§ The records:
»»

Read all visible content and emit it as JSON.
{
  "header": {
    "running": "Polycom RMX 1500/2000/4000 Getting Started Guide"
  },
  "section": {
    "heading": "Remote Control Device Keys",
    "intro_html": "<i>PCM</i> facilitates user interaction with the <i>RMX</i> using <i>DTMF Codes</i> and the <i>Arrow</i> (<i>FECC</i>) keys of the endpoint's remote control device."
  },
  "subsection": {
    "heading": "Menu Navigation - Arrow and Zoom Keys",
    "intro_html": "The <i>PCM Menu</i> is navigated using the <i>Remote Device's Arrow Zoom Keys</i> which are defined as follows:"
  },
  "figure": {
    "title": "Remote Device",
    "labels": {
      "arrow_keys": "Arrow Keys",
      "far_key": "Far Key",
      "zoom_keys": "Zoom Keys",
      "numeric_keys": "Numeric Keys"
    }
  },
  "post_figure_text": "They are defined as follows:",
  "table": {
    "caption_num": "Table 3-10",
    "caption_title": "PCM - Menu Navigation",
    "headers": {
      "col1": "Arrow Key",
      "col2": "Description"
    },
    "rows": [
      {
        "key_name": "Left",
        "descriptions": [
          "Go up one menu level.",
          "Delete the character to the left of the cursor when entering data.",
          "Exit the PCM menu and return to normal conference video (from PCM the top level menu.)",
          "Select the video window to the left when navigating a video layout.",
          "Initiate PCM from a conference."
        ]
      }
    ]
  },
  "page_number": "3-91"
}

««

§ To be done: Type out the full listing again, exactly as given.

§ Task solution:
Read all visible content and emit it as JSON.
{
  "header": {
    "running": "Polycom RMX 1500/2000/4000 Getting Started Guide"
  },
  "section": {
    "heading": "Remote Control Device Keys",
    "intro_html": "<i>PCM</i> facilitates user interaction with the <i>RMX</i> using <i>DTMF Codes</i> and the <i>Arrow</i> (<i>FECC</i>) keys of the endpoint's remote control device."
  },
  "subsection": {
    "heading": "Menu Navigation - Arrow and Zoom Keys",
    "intro_html": "The <i>PCM Menu</i> is navigated using the <i>Remote Device's Arrow Zoom Keys</i> which are defined as follows:"
  },
  "figure": {
    "title": "Remote Device",
    "labels": {
      "arrow_keys": "Arrow Keys",
      "far_key": "Far Key",
      "zoom_keys": "Zoom Keys",
      "numeric_keys": "Numeric Keys"
    }
  },
  "post_figure_text": "They are defined as follows:",
  "table": {
    "caption_num": "Table 3-10",
    "caption_title": "PCM - Menu Navigation",
    "headers": {
      "col1": "Arrow Key",
      "col2": "Description"
    },
    "rows": [
      {
        "key_name": "Left",
        "descriptions": [
          "Go up one menu level.",
          "Delete the character to the left of the cursor when entering data.",
          "Exit the PCM menu and return to normal conference video (from PCM the top level menu.)",
          "Select the video window to the left when navigating a video layout.",
          "Initiate PCM from a conference."
        ]
      }
    ]
  },
  "page_number": "3-91"
}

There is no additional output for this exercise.